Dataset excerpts
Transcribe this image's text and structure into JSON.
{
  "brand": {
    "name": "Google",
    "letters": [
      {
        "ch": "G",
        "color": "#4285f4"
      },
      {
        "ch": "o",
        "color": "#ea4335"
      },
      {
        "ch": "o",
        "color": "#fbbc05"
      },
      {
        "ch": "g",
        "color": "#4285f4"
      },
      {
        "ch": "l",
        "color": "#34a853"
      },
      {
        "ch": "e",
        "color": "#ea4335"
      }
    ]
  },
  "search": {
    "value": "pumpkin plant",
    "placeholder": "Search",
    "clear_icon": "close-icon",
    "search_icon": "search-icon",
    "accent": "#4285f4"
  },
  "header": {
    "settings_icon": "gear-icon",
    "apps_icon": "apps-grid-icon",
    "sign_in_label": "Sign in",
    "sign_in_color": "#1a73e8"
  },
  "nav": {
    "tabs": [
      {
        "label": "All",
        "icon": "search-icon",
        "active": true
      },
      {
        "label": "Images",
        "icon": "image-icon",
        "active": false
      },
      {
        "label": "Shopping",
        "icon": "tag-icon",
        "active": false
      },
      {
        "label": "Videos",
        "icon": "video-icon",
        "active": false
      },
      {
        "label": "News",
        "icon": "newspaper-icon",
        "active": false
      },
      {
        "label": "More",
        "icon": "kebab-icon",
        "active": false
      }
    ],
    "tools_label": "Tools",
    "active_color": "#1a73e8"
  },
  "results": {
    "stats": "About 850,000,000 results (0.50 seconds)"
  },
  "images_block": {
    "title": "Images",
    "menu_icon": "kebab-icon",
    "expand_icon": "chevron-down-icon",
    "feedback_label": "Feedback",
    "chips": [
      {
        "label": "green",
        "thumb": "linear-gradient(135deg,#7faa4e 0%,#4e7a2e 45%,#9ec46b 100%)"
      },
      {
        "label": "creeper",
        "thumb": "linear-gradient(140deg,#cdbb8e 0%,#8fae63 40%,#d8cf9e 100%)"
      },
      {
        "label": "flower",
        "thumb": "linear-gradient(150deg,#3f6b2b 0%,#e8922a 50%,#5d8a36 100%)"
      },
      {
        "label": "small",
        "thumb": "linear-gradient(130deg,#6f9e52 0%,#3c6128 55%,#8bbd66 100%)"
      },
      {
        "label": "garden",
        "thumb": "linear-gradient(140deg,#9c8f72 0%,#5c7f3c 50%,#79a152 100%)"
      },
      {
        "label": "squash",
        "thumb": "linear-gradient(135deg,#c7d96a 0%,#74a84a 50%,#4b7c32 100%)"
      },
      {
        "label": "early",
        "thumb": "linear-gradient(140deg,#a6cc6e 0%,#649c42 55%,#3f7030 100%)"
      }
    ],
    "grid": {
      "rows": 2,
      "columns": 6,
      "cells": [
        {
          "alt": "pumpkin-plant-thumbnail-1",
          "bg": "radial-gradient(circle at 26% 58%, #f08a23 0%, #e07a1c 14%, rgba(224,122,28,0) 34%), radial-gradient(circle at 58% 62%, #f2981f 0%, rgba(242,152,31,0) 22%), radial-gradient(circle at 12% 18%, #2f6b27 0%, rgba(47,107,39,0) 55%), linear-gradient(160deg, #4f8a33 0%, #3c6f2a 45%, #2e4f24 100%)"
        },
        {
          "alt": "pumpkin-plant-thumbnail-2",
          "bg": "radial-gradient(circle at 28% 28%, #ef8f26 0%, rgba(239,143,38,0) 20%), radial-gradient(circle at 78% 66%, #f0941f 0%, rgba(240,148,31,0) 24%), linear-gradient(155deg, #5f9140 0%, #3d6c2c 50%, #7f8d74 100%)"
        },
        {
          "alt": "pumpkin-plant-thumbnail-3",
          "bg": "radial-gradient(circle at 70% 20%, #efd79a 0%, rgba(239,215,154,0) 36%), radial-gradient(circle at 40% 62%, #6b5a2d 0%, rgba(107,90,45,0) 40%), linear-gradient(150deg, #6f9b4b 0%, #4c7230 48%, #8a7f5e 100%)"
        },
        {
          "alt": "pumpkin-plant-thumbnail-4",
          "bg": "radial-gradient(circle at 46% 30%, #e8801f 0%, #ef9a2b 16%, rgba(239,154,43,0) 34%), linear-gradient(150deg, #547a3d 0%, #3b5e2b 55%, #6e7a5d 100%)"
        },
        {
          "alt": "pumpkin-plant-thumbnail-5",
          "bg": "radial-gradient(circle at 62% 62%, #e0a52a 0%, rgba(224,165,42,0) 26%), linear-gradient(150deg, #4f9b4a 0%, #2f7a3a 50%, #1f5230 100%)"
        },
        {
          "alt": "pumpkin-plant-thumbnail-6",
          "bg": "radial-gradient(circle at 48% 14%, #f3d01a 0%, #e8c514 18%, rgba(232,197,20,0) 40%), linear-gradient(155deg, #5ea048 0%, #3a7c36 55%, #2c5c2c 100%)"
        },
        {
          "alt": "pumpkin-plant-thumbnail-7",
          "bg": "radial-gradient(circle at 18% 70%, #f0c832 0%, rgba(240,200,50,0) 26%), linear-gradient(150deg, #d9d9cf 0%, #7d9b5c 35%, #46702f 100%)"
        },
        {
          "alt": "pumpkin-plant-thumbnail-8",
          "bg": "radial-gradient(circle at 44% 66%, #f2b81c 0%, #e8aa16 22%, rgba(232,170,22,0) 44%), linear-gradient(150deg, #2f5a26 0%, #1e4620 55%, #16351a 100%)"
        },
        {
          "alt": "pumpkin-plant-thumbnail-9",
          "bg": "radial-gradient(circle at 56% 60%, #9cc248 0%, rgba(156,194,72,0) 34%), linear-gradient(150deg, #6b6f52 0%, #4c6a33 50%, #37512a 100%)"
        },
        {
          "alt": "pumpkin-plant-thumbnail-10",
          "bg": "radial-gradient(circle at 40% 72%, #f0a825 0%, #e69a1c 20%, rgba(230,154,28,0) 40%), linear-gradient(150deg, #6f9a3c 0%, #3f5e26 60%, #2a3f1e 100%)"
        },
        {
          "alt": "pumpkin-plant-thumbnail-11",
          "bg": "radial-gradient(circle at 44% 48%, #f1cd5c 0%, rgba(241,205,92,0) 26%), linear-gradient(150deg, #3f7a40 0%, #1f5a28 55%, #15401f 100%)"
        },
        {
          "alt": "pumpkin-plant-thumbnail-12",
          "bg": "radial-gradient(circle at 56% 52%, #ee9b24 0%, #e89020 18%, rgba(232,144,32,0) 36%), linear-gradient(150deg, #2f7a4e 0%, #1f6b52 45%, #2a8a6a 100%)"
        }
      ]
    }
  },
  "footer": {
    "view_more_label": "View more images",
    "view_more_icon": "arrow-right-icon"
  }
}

● AIM
Print the records above exactly as they appear.

● RESPONSE
Transcribe this image's text and structure into JSON.
{
  "brand": {
    "name": "Google",
    "letters": [
      {
        "ch": "G",
        "color": "#4285f4"
      },
      {
        "ch": "o",
        "color": "#ea4335"
      },
      {
        "ch": "o",
        "color": "#fbbc05"
      },
      {
        "ch": "g",
        "color": "#4285f4"
      },
      {
        "ch": "l",
        "color": "#34a853"
      },
      {
        "ch": "e",
        "color": "#ea4335"
      }
    ]
  },
  "search": {
    "value": "pumpkin plant",
    "placeholder": "Search",
    "clear_icon": "close-icon",
    "search_icon": "search-icon",
    "accent": "#4285f4"
  },
  "header": {
    "settings_icon": "gear-icon",
    "apps_icon": "apps-grid-icon",
    "sign_in_label": "Sign in",
    "sign_in_color": "#1a73e8"
  },
  "nav": {
    "tabs": [
      {
        "label": "All",
        "icon": "search-icon",
        "active": true
      },
      {
        "label": "Images",
        "icon": "image-icon",
        "active": false
      },
      {
        "label": "Shopping",
        "icon": "tag-icon",
        "active": false
      },
      {
        "label": "Videos",
        "icon": "video-icon",
        "active": false
      },
      {
        "label": "News",
        "icon": "newspaper-icon",
        "active": false
      },
      {
        "label": "More",
        "icon": "kebab-icon",
        "active": false
      }
    ],
    "tools_label": "Tools",
    "active_color": "#1a73e8"
  },
  "results": {
    "stats": "About 850,000,000 results (0.50 seconds)"
  },
  "images_block": {
    "title": "Images",
    "menu_icon": "kebab-icon",
    "expand_icon": "chevron-down-icon",
    "feedback_label": "Feedback",
    "chips": [
      {
        "label": "green",
        "thumb": "linear-gradient(135deg,#7faa4e 0%,#4e7a2e 45%,#9ec46b 100%)"
      },
      {
        "label": "creeper",
        "thumb": "linear-gradient(140deg,#cdbb8e 0%,#8fae63 40%,#d8cf9e 100%)"
      },
      {
        "label": "flower",
        "thumb": "linear-gradient(150deg,#3f6b2b 0%,#e8922a 50%,#5d8a36 100%)"
      },
      {
        "label": "small",
        "thumb": "linear-gradient(130deg,#6f9e52 0%,#3c6128 55%,#8bbd66 100%)"
      },
      {
        "label": "garden",
        "thumb": "linear-gradient(140deg,#9c8f72 0%,#5c7f3c 50%,#79a152 100%)"
      },
      {
        "label": "squash",
        "thumb": "linear-gradient(135deg,#c7d96a 0%,#74a84a 50%,#4b7c32 100%)"
      },
      {
        "label": "early",
        "thumb": "linear-gradient(140deg,#a6cc6e 0%,#649c42 55%,#3f7030 100%)"
      }
    ],
    "grid": {
      "rows": 2,
      "columns": 6,
      "cells": [
        {
          "alt": "pumpkin-plant-thumbnail-1",
          "bg": "radial-gradient(circle at 26% 58%, #f08a23 0%, #e07a1c 14%, rgba(224,122,28,0) 34%), radial-gradient(circle at 58% 62%, #f2981f 0%, rgba(242,152,31,0) 22%), radial-gradient(circle at 12% 18%, #2f6b27 0%, rgba(47,107,39,0) 55%), linear-gradient(160deg, #4f8a33 0%, #3c6f2a 45%, #2e4f24 100%)"
        },
        {
          "alt": "pumpkin-plant-thumbnail-2",
          "bg": "radial-gradient(circle at 28% 28%, #ef8f26 0%, rgba(239,143,38,0) 20%), radial-gradient(circle at 78% 66%, #f0941f 0%, rgba(240,148,31,0) 24%), linear-gradient(155deg, #5f9140 0%, #3d6c2c 50%, #7f8d74 100%)"
        },
        {
          "alt": "pumpkin-plant-thumbnail-3",
          "bg": "radial-gradient(circle at 70% 20%, #efd79a 0%, rgba(239,215,154,0) 36%), radial-gradient(circle at 40% 62%, #6b5a2d 0%, rgba(107,90,45,0) 40%), linear-gradient(150deg, #6f9b4b 0%, #4c7230 48%, #8a7f5e 100%)"
        },
        {
          "alt": "pumpkin-plant-thumbnail-4",
          "bg": "radial-gradient(circle at 46% 30%, #e8801f 0%, #ef9a2b 16%, rgba(239,154,43,0) 34%), linear-gradient(150deg, #547a3d 0%, #3b5e2b 55%, #6e7a5d 100%)"
        },
        {
          "alt": "pumpkin-plant-thumbnail-5",
          "bg": "radial-gradient(circle at 62% 62%, #e0a52a 0%, rgba(224,165,42,0) 26%), linear-gradient(150deg, #4f9b4a 0%, #2f7a3a 50%, #1f5230 100%)"
        },
        {
          "alt": "pumpkin-plant-thumbnail-6",
          "bg": "radial-gradient(circle at 48% 14%, #f3d01a 0%, #e8c514 18%, rgba(232,197,20,0) 40%), linear-gradient(155deg, #5ea048 0%, #3a7c36 55%, #2c5c2c 100%)"
        },
        {
          "alt": "pumpkin-plant-thumbnail-7",
          "bg": "radial-gradient(circle at 18% 70%, #f0c832 0%, rgba(240,200,50,0) 26%), linear-gradient(150deg, #d9d9cf 0%, #7d9b5c 35%, #46702f 100%)"
        },
        {
          "alt": "pumpkin-plant-thumbnail-8",
          "bg": "radial-gradient(circle at 44% 66%, #f2b81c 0%, #e8aa16 22%, rgba(232,170,22,0) 44%), linear-gradient(150deg, #2f5a26 0%, #1e4620 55%, #16351a 100%)"
        },
        {
          "alt": "pumpkin-plant-thumbnail-9",
          "bg": "radial-gradient(circle at 56% 60%, #9cc248 0%, rgba(156,194,72,0) 34%), linear-gradient(150deg, #6b6f52 0%, #4c6a33 50%, #37512a 100%)"
        },
        {
          "alt": "pumpkin-plant-thumbnail-10",
          "bg": "radial-gradient(circle at 40% 72%, #f0a825 0%, #e69a1c 20%, rgba(230,154,28,0) 40%), linear-gradient(150deg, #6f9a3c 0%, #3f5e26 60%, #2a3f1e 100%)"
        },
        {
          "alt": "pumpkin-plant-thumbnail-11",
          "bg": "radial-gradient(circle at 44% 48%, #f1cd5c 0%, rgba(241,205,92,0) 26%), linear-gradient(150deg, #3f7a40 0%, #1f5a28 55%, #15401f 100%)"
        },
        {
          "alt": "pumpkin-plant-thumbnail-12",
          "bg": "radial-gradient(circle at 56% 52%, #ee9b24 0%, #e89020 18%, rgba(232,144,32,0) 36%), linear-gradient(150deg, #2f7a4e 0%, #1f6b52 45%, #2a8a6a 100%)"
        }
      ]
    }
  },
  "footer": {
    "view_more_label": "View more images",
    "view_more_icon": "arrow-right-icon"
  }
}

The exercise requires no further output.